◆ Qué hacer:
Pasa a una lista numerada las líneas que van desde la que contiene "print-button[interactable]: [596, 227, 624, 251]" hasta la que contiene "tab-label: System configuration: [415, 291, 527, 305]", ambas incluidas, sin las líneas en blanco.

◆ Registros:
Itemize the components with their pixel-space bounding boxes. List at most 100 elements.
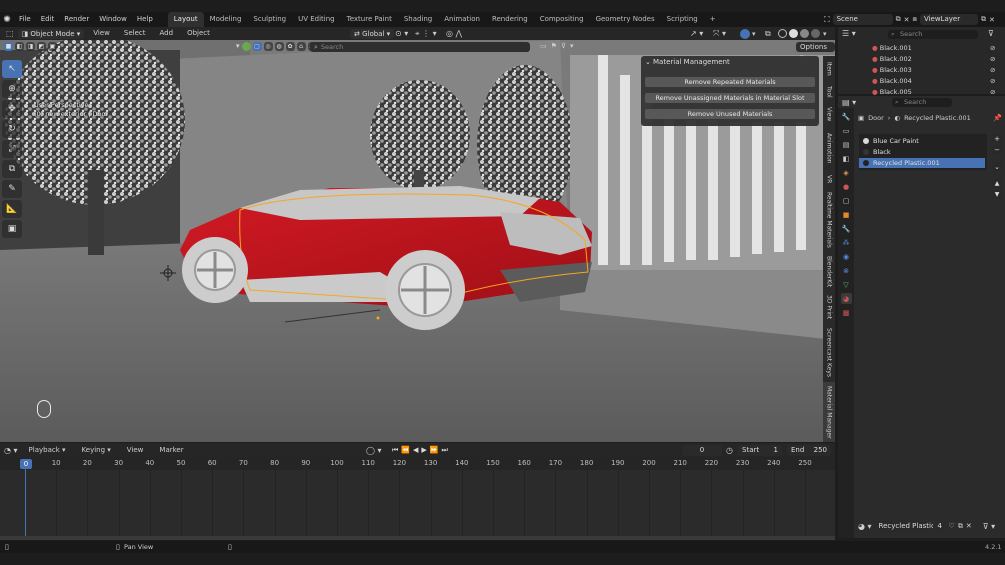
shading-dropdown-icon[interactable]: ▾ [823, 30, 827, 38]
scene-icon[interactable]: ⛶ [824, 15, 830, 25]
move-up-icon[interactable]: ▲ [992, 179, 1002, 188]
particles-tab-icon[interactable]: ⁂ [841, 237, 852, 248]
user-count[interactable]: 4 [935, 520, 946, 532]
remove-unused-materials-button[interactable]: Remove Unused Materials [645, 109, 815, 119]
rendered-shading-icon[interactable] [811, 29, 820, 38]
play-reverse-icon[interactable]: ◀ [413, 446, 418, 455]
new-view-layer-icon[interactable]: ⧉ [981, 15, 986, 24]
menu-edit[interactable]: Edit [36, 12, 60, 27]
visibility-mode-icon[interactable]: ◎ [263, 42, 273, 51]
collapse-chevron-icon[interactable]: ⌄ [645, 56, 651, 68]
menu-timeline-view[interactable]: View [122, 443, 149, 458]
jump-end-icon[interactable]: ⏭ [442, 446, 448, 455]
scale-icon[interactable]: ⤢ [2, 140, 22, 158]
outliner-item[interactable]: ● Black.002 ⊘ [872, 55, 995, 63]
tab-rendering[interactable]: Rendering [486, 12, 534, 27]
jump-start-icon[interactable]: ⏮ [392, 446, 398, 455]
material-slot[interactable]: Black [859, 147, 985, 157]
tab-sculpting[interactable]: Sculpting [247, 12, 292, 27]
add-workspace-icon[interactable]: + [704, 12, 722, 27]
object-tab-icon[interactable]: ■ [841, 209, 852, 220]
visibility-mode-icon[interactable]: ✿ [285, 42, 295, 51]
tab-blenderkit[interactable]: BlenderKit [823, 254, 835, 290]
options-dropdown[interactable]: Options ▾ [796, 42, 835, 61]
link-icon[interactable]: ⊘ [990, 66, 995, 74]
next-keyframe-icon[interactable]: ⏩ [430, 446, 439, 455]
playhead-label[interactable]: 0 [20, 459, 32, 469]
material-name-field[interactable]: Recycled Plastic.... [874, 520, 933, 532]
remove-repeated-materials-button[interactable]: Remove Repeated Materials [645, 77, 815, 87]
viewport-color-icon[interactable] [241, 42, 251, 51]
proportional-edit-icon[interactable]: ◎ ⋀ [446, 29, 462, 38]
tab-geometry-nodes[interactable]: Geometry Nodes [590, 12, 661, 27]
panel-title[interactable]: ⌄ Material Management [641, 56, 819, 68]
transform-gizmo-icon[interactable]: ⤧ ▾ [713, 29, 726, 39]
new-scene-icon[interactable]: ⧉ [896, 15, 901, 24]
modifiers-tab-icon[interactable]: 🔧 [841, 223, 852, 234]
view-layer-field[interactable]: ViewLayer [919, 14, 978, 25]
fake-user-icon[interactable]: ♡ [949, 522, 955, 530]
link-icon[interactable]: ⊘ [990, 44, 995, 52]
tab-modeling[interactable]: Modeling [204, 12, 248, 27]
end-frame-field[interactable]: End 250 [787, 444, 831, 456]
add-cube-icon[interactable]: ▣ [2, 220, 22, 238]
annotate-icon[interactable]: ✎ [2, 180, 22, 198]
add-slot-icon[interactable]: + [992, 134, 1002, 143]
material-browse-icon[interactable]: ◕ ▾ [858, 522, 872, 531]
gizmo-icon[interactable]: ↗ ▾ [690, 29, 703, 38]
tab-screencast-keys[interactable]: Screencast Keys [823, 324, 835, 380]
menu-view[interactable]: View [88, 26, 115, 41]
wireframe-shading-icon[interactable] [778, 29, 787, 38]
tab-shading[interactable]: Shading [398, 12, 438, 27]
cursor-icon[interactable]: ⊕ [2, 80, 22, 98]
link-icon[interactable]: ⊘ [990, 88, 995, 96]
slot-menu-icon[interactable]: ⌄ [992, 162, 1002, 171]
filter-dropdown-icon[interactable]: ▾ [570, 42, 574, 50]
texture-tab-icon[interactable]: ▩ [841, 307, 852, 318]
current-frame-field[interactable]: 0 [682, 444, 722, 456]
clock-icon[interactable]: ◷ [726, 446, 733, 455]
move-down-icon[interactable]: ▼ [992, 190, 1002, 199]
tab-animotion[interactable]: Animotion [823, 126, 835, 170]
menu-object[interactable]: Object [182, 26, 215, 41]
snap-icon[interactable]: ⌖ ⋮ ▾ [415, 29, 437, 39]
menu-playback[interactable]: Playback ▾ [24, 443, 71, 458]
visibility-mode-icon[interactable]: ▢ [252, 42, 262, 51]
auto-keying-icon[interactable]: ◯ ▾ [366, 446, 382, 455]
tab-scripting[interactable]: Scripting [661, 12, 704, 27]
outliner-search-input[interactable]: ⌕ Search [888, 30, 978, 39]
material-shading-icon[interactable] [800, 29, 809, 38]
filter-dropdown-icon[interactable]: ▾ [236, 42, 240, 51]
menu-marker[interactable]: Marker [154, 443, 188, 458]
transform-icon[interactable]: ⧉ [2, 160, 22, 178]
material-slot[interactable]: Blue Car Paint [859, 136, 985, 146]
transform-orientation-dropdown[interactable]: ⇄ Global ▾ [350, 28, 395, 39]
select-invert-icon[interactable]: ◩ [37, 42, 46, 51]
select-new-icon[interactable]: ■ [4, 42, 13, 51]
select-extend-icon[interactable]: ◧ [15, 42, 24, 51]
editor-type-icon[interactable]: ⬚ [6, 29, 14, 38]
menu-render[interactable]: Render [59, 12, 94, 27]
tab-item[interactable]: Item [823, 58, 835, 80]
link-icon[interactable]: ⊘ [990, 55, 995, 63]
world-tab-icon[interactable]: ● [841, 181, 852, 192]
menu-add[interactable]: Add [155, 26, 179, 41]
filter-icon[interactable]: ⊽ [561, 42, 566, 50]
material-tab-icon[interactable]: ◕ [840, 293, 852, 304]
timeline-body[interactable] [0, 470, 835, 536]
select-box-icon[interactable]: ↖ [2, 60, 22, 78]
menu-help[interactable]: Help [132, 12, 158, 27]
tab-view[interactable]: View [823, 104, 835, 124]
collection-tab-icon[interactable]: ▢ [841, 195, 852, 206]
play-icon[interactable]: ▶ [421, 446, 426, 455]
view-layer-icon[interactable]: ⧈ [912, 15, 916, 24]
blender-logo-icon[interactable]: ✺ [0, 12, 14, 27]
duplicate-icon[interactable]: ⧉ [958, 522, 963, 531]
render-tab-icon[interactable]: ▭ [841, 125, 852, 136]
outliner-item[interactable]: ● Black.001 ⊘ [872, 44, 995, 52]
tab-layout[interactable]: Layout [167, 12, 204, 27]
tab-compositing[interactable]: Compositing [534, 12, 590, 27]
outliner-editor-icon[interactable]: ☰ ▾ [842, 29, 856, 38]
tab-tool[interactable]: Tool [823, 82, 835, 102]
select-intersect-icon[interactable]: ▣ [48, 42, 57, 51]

---

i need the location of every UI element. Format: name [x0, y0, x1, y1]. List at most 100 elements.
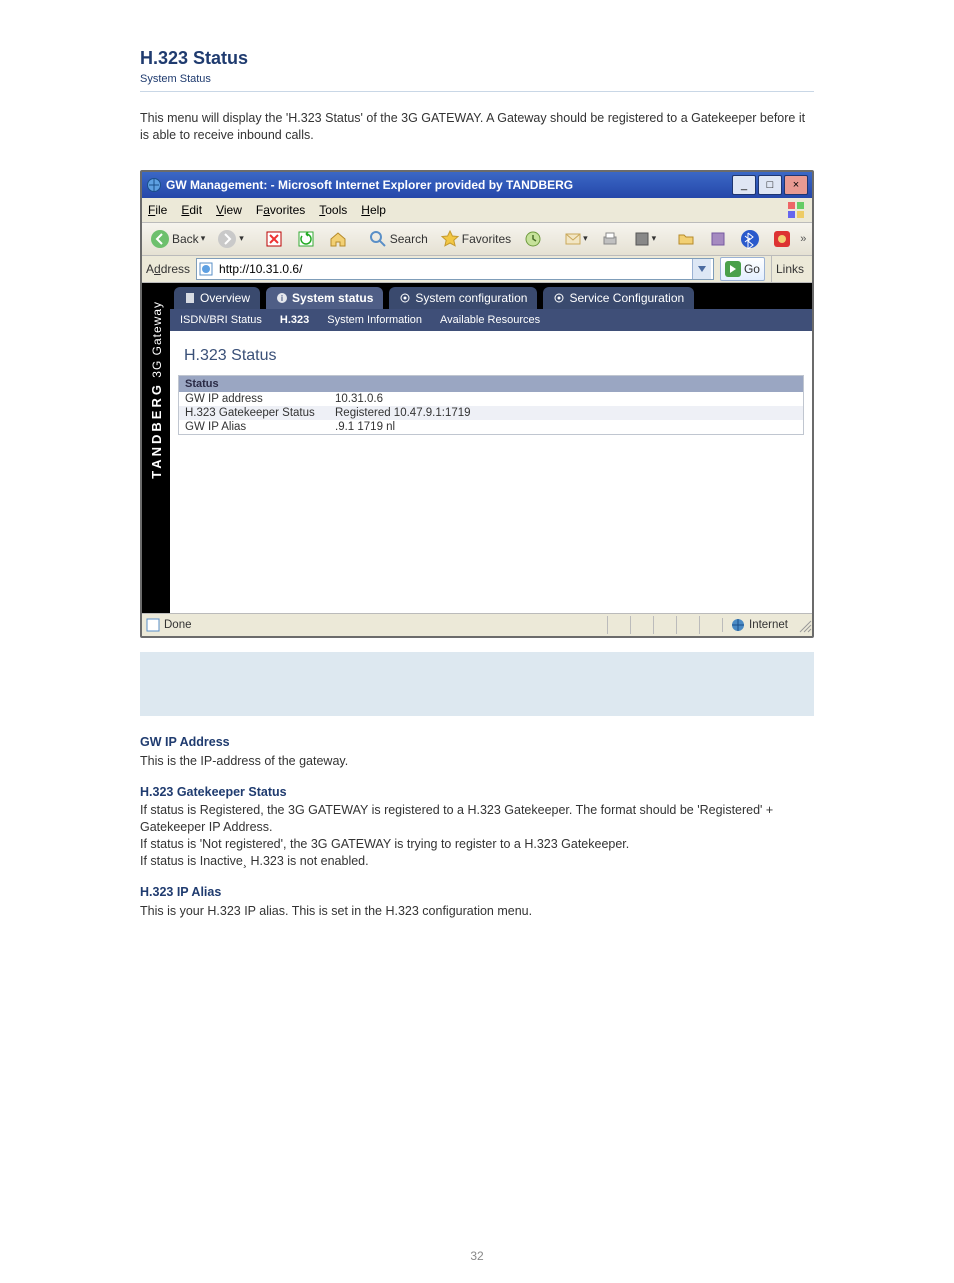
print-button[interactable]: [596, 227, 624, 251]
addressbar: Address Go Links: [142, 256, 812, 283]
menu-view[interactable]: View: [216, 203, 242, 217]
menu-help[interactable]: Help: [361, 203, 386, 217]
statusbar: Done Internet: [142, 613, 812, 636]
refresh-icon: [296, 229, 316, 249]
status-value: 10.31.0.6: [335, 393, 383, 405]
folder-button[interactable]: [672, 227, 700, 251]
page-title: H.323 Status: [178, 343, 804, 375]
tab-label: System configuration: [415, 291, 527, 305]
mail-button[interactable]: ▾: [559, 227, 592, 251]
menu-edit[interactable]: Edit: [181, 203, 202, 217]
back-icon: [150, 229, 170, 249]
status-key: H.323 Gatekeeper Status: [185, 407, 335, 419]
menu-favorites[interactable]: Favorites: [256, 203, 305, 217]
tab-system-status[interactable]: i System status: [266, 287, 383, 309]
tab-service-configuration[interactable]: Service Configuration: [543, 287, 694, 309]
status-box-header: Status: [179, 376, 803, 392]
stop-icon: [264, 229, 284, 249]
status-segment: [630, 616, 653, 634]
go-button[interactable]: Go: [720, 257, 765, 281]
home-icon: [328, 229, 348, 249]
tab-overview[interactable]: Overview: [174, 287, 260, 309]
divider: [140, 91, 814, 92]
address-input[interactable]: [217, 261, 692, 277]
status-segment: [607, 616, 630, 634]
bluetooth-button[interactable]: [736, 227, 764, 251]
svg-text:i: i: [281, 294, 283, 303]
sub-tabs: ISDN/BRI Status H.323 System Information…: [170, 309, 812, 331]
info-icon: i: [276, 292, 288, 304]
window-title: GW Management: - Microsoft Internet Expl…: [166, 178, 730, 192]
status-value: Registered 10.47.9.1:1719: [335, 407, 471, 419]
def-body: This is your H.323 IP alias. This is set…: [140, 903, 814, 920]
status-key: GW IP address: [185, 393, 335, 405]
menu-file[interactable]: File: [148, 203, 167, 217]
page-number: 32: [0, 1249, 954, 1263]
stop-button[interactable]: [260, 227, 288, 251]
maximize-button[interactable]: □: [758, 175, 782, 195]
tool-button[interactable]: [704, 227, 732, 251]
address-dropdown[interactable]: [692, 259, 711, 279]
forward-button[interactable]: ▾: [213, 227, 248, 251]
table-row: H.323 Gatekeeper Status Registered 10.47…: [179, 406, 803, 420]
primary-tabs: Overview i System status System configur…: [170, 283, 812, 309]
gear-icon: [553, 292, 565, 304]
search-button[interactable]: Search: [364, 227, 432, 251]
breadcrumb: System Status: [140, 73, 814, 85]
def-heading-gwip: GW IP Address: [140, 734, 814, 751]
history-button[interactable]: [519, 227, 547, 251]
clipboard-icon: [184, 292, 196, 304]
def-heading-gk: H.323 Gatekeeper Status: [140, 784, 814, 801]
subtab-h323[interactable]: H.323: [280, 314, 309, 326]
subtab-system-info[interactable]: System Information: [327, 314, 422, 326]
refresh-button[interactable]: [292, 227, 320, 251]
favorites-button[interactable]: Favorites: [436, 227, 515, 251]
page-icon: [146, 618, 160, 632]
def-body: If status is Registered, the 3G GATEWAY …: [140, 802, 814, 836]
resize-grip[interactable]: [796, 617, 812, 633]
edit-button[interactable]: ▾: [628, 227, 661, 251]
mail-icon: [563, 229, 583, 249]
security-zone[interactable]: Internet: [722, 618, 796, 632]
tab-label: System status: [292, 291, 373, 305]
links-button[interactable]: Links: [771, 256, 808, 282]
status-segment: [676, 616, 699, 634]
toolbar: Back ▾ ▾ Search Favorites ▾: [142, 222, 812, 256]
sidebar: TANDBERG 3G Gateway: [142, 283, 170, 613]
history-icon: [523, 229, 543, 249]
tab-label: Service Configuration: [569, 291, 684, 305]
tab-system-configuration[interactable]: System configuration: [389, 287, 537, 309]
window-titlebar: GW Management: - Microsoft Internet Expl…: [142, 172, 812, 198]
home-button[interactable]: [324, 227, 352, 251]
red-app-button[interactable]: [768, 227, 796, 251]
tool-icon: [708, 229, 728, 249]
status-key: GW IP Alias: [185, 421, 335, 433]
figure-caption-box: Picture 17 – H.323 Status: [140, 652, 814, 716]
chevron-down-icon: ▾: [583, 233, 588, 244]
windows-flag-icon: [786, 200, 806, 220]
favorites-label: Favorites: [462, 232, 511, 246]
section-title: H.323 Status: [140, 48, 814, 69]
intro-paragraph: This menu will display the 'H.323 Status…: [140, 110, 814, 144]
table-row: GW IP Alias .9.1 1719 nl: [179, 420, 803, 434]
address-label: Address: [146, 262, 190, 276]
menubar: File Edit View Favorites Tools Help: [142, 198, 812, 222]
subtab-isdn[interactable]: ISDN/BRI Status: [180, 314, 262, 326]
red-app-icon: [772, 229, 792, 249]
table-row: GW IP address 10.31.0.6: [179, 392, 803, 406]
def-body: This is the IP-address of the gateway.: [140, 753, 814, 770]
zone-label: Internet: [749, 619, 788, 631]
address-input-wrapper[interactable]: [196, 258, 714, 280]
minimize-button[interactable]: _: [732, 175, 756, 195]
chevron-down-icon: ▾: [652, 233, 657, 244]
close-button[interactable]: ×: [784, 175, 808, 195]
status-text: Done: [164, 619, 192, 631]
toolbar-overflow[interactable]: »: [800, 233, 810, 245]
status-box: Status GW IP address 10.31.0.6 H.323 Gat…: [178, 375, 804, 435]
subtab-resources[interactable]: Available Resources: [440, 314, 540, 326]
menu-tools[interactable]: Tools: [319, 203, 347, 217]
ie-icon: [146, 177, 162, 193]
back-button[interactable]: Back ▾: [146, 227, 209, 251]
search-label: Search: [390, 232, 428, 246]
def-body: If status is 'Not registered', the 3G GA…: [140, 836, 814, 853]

◆ Respuesta abajo:
1. print-button[interactable]: [596, 227, 624, 251]
2. addressbar: Address Go Links: [142, 256, 812, 283]
3. menu-view[interactable]: View: [216, 203, 242, 217]
4. menu-help[interactable]: Help: [361, 203, 386, 217]
5. statusbar: Done Internet: [142, 613, 812, 636]
6. refresh-icon: [296, 229, 316, 249]
7. status-value: 10.31.0.6: [335, 393, 383, 405]
8. folder-button[interactable]: [672, 227, 700, 251]
9. page-title: H.323 Status: [178, 343, 804, 375]
10. tab-label: System configuration: [415, 291, 527, 305]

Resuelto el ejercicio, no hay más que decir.